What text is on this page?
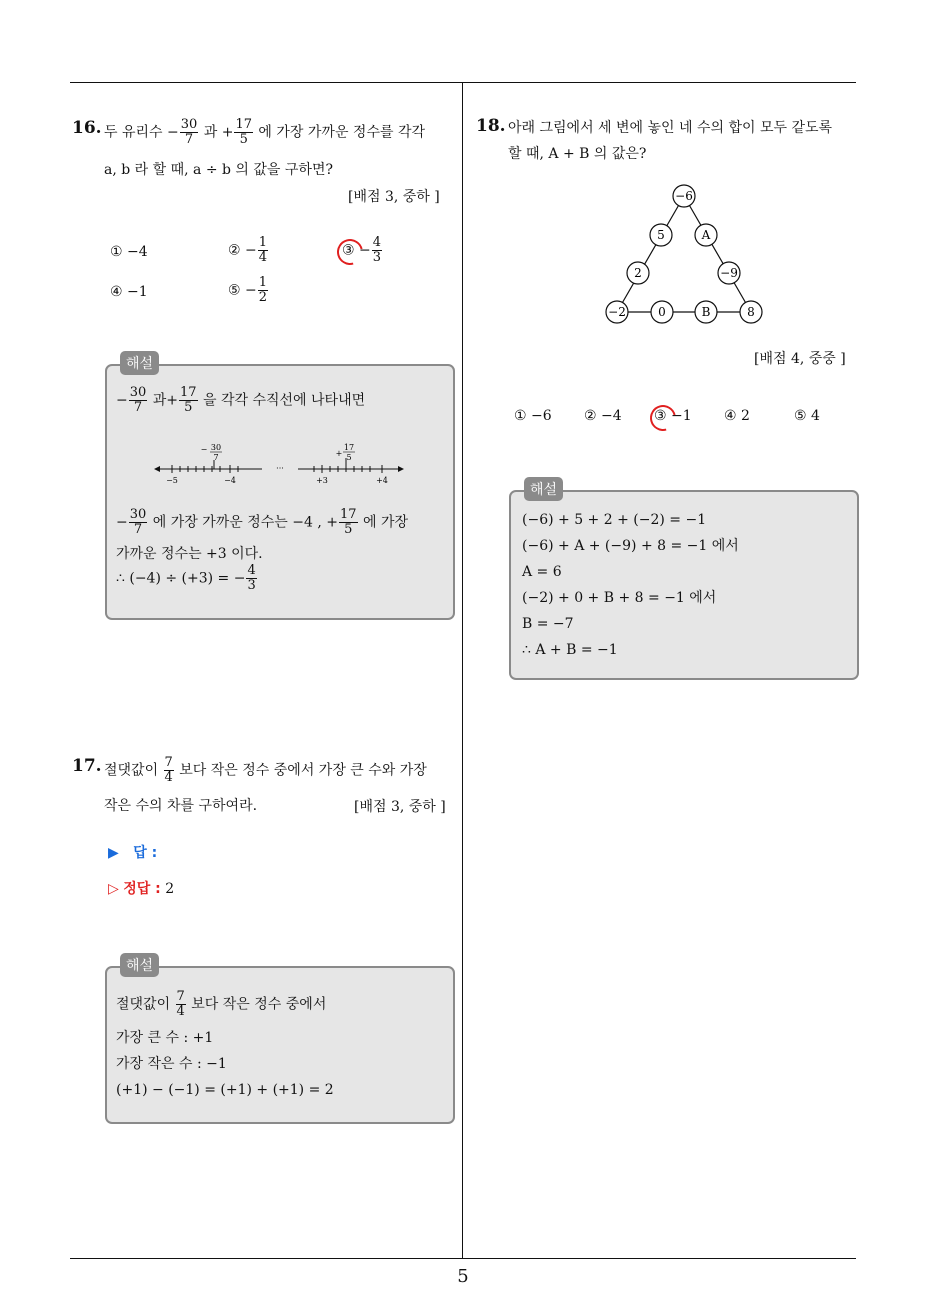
5
16. 두 유리수 − $\frac{30}{7}$ 과 + $\frac{17}{5}$ 에 가장 가까운 정수를 각각
a, b 라 할 때, a ÷ b 의 값을 구하면?
[배점 3, 중하 ]
① −4	② − $\frac{1}{4}$	③ − $\frac{4}{3}$
④ −1	⑤ − $\frac{1}{2}$
해설
− $\frac{30}{7}$ 과+ $\frac{17}{5}$ 을 각각 수직선에 나타내면
− 30
7
−5	−4
···
+
17
5
+3	+4
− $\frac{30}{7}$ 에 가장 가까운 정수는 −4 , + $\frac{17}{5}$ 에 가장
가까운 정수는 +3 이다.
∴ (−4) ÷ (+3) = − $\frac{4}{3}$
17. 절댓값이 $\frac{7}{4}$ 보다 작은 정수 중에서 가장 큰 수와 가장
작은 수의 차를 구하여라.	[배점 3, 중하 ]
▶ 답 :
▷ 정답 : 2
해설
절댓값이 $\frac{7}{4}$ 보다 작은 정수 중에서
가장 큰 수 : +1
가장 작은 수 : −1
(+1) − (−1) = (+1) + (+1) = 2
18. 아래 그림에서 세 변에 놓인 네 수의 합이 모두 같도록
할 때, A + B 의 값은?
−6
5	A
2	−9
−2	0	B	8
[배점 4, 중중 ]
① −6 ② −4 ③ −1 ④ 2	⑤ 4
해설
(−6) + 5 + 2 + (−2) = −1
(−6) + A + (−9) + 8 = −1 에서
A = 6
(−2) + 0 + B + 8 = −1 에서
B = −7
∴ A + B = −1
━━━━━━━━━━━━━━━━━━━━━━━━━━━━━━
Pictures are to be left out; all else in the entries above is to be quoted exactly.

What text is on this page?
5
16. 두 유리수 − $\frac{30}{7}$ 과 + $\frac{17}{5}$ 에 가장 가까운 정수를 각각
a, b 라 할 때, a ÷ b 의 값을 구하면?
[배점 3, 중하 ]
① −4	② − $\frac{1}{4}$	③ − $\frac{4}{3}$
④ −1	⑤ − $\frac{1}{2}$
해설
− $\frac{30}{7}$ 과+ $\frac{17}{5}$ 을 각각 수직선에 나타내면
− 30
7
−5	−4
···
+
17
5
+3	+4
− $\frac{30}{7}$ 에 가장 가까운 정수는 −4 , + $\frac{17}{5}$ 에 가장
가까운 정수는 +3 이다.
∴ (−4) ÷ (+3) = − $\frac{4}{3}$
17. 절댓값이 $\frac{7}{4}$ 보다 작은 정수 중에서 가장 큰 수와 가장
작은 수의 차를 구하여라.	[배점 3, 중하 ]
▶ 답 :
▷ 정답 : 2
해설
절댓값이 $\frac{7}{4}$ 보다 작은 정수 중에서
가장 큰 수 : +1
가장 작은 수 : −1
(+1) − (−1) = (+1) + (+1) = 2
18. 아래 그림에서 세 변에 놓인 네 수의 합이 모두 같도록
할 때, A + B 의 값은?
−6
5	A
2	−9
−2	0	B	8
[배점 4, 중중 ]
① −6 ② −4 ③ −1 ④ 2	⑤ 4
해설
(−6) + 5 + 2 + (−2) = −1
(−6) + A + (−9) + 8 = −1 에서
A = 6
(−2) + 0 + B + 8 = −1 에서
B = −7
∴ A + B = −1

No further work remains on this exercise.